[Excerpts from a figure dataset]
■ ■ ■ ■

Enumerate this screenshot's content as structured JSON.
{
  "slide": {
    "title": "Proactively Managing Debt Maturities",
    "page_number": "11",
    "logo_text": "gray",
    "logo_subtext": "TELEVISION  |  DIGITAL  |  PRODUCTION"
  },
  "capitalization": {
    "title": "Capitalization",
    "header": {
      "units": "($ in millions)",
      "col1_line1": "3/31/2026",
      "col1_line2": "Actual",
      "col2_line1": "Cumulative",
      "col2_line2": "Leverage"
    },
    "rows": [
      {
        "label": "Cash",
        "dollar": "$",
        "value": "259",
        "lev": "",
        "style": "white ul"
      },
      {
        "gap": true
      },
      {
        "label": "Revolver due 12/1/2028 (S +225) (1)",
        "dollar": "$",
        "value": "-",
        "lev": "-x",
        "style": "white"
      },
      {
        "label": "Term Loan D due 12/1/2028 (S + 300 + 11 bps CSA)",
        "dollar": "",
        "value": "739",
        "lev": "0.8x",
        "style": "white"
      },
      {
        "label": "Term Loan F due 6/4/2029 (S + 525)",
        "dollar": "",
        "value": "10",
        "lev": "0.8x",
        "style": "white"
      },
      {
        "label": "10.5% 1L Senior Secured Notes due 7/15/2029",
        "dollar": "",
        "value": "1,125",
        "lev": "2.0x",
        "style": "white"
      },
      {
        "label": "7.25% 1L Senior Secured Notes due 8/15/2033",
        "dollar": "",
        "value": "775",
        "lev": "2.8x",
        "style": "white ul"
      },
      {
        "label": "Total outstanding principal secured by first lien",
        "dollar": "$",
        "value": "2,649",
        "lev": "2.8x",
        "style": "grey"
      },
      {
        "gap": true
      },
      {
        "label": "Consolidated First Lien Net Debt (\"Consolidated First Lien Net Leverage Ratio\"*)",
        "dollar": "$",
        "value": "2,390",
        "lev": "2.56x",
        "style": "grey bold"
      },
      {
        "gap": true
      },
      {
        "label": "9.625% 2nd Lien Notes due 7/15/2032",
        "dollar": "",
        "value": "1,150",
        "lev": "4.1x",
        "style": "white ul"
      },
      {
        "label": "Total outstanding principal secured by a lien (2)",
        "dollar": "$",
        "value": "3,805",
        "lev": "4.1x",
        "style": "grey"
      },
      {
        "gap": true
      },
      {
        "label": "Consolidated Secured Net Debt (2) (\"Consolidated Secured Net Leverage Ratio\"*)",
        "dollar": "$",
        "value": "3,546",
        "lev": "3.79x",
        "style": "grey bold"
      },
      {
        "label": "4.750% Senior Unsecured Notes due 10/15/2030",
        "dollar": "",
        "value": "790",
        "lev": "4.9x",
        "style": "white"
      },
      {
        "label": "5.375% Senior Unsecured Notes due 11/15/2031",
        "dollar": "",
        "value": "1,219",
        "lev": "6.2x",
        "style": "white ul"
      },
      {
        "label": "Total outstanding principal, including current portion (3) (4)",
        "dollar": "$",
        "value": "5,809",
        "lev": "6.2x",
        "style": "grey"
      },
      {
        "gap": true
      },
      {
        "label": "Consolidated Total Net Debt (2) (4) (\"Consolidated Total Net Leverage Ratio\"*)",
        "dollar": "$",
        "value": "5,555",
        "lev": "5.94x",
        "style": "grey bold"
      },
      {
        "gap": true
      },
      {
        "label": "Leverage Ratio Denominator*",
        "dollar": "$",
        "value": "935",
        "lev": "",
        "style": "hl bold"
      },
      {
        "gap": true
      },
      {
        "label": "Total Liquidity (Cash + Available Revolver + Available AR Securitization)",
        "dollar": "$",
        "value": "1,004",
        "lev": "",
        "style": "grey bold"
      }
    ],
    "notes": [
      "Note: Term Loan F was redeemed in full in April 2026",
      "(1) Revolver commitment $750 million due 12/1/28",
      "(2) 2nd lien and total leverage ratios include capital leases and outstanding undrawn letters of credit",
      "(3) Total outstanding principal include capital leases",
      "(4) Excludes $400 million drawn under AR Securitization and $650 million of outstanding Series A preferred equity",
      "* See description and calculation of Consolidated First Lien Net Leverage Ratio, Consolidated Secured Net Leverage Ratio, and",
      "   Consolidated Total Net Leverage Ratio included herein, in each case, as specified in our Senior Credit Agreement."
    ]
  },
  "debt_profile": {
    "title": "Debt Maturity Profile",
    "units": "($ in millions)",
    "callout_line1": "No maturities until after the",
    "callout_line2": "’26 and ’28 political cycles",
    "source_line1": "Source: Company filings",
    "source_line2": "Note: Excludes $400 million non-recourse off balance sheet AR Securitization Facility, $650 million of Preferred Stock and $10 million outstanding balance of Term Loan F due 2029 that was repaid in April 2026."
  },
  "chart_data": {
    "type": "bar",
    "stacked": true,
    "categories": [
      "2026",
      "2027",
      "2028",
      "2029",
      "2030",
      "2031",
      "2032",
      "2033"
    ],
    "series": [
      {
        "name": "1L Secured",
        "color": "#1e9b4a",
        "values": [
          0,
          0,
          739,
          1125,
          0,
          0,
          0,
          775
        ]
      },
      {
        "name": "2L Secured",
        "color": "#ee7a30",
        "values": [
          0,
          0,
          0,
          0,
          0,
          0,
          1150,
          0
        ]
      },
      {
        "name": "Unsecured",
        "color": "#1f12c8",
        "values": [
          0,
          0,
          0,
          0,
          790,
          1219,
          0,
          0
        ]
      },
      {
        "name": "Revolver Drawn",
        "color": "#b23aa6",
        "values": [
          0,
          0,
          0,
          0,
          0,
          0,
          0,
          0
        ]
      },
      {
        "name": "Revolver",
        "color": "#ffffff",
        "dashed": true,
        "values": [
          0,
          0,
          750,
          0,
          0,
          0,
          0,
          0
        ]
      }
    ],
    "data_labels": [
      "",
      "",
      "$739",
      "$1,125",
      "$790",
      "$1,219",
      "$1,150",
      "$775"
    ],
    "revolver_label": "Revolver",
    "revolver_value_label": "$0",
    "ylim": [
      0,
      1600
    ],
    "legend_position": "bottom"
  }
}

■ ■ ■ ■

- [Requirements] Quote the data in full, keeping each word unchanged.

- [Problem solution]
Enumerate this screenshot's content as structured JSON.
{
  "slide": {
    "title": "Proactively Managing Debt Maturities",
    "page_number": "11",
    "logo_text": "gray",
    "logo_subtext": "TELEVISION  |  DIGITAL  |  PRODUCTION"
  },
  "capitalization": {
    "title": "Capitalization",
    "header": {
      "units": "($ in millions)",
      "col1_line1": "3/31/2026",
      "col1_line2": "Actual",
      "col2_line1": "Cumulative",
      "col2_line2": "Leverage"
    },
    "rows": [
      {
        "label": "Cash",
        "dollar": "$",
        "value": "259",
        "lev": "",
        "style": "white ul"
      },
      {
        "gap": true
      },
      {
        "label": "Revolver due 12/1/2028 (S +225) (1)",
        "dollar": "$",
        "value": "-",
        "lev": "-x",
        "style": "white"
      },
      {
        "label": "Term Loan D due 12/1/2028 (S + 300 + 11 bps CSA)",
        "dollar": "",
        "value": "739",
        "lev": "0.8x",
        "style": "white"
      },
      {
        "label": "Term Loan F due 6/4/2029 (S + 525)",
        "dollar": "",
        "value": "10",
        "lev": "0.8x",
        "style": "white"
      },
      {
        "label": "10.5% 1L Senior Secured Notes due 7/15/2029",
        "dollar": "",
        "value": "1,125",
        "lev": "2.0x",
        "style": "white"
      },
      {
        "label": "7.25% 1L Senior Secured Notes due 8/15/2033",
        "dollar": "",
        "value": "775",
        "lev": "2.8x",
        "style": "white ul"
      },
      {
        "label": "Total outstanding principal secured by first lien",
        "dollar": "$",
        "value": "2,649",
        "lev": "2.8x",
        "style": "grey"
      },
      {
        "gap": true
      },
      {
        "label": "Consolidated First Lien Net Debt (\"Consolidated First Lien Net Leverage Ratio\"*)",
        "dollar": "$",
        "value": "2,390",
        "lev": "2.56x",
        "style": "grey bold"
      },
      {
        "gap": true
      },
      {
        "label": "9.625% 2nd Lien Notes due 7/15/2032",
        "dollar": "",
        "value": "1,150",
        "lev": "4.1x",
        "style": "white ul"
      },
      {
        "label": "Total outstanding principal secured by a lien (2)",
        "dollar": "$",
        "value": "3,805",
        "lev": "4.1x",
        "style": "grey"
      },
      {
        "gap": true
      },
      {
        "label": "Consolidated Secured Net Debt (2) (\"Consolidated Secured Net Leverage Ratio\"*)",
        "dollar": "$",
        "value": "3,546",
        "lev": "3.79x",
        "style": "grey bold"
      },
      {
        "label": "4.750% Senior Unsecured Notes due 10/15/2030",
        "dollar": "",
        "value": "790",
        "lev": "4.9x",
        "style": "white"
      },
      {
        "label": "5.375% Senior Unsecured Notes due 11/15/2031",
        "dollar": "",
        "value": "1,219",
        "lev": "6.2x",
        "style": "white ul"
      },
      {
        "label": "Total outstanding principal, including current portion (3) (4)",
        "dollar": "$",
        "value": "5,809",
        "lev": "6.2x",
        "style": "grey"
      },
      {
        "gap": true
      },
      {
        "label": "Consolidated Total Net Debt (2) (4) (\"Consolidated Total Net Leverage Ratio\"*)",
        "dollar": "$",
        "value": "5,555",
        "lev": "5.94x",
        "style": "grey bold"
      },
      {
        "gap": true
      },
      {
        "label": "Leverage Ratio Denominator*",
        "dollar": "$",
        "value": "935",
        "lev": "",
        "style": "hl bold"
      },
      {
        "gap": true
      },
      {
        "label": "Total Liquidity (Cash + Available Revolver + Available AR Securitization)",
        "dollar": "$",
        "value": "1,004",
        "lev": "",
        "style": "grey bold"
      }
    ],
    "notes": [
      "Note: Term Loan F was redeemed in full in April 2026",
      "(1) Revolver commitment $750 million due 12/1/28",
      "(2) 2nd lien and total leverage ratios include capital leases and outstanding undrawn letters of credit",
      "(3) Total outstanding principal include capital leases",
      "(4) Excludes $400 million drawn under AR Securitization and $650 million of outstanding Series A preferred equity",
      "* See description and calculation of Consolidated First Lien Net Leverage Ratio, Consolidated Secured Net Leverage Ratio, and",
      "   Consolidated Total Net Leverage Ratio included herein, in each case, as specified in our Senior Credit Agreement."
    ]
  },
  "debt_profile": {
    "title": "Debt Maturity Profile",
    "units": "($ in millions)",
    "callout_line1": "No maturities until after the",
    "callout_line2": "’26 and ’28 political cycles",
    "source_line1": "Source: Company filings",
    "source_line2": "Note: Excludes $400 million non-recourse off balance sheet AR Securitization Facility, $650 million of Preferred Stock and $10 million outstanding balance of Term Loan F due 2029 that was repaid in April 2026."
  },
  "chart_data": {
    "type": "bar",
    "stacked": true,
    "categories": [
      "2026",
      "2027",
      "2028",
      "2029",
      "2030",
      "2031",
      "2032",
      "2033"
    ],
    "series": [
      {
        "name": "1L Secured",
        "color": "#1e9b4a",
        "values": [
          0,
          0,
          739,
          1125,
          0,
          0,
          0,
          775
        ]
      },
      {
        "name": "2L Secured",
        "color": "#ee7a30",
        "values": [
          0,
          0,
          0,
          0,
          0,
          0,
          1150,
          0
        ]
      },
      {
        "name": "Unsecured",
        "color": "#1f12c8",
        "values": [
          0,
          0,
          0,
          0,
          790,
          1219,
          0,
          0
        ]
      },
      {
        "name": "Revolver Drawn",
        "color": "#b23aa6",
        "values": [
          0,
          0,
          0,
          0,
          0,
          0,
          0,
          0
        ]
      },
      {
        "name": "Revolver",
        "color": "#ffffff",
        "dashed": true,
        "values": [
          0,
          0,
          750,
          0,
          0,
          0,
          0,
          0
        ]
      }
    ],
    "data_labels": [
      "",
      "",
      "$739",
      "$1,125",
      "$790",
      "$1,219",
      "$1,150",
      "$775"
    ],
    "revolver_label": "Revolver",
    "revolver_value_label": "$0",
    "ylim": [
      0,
      1600
    ],
    "legend_position": "bottom"
  }
}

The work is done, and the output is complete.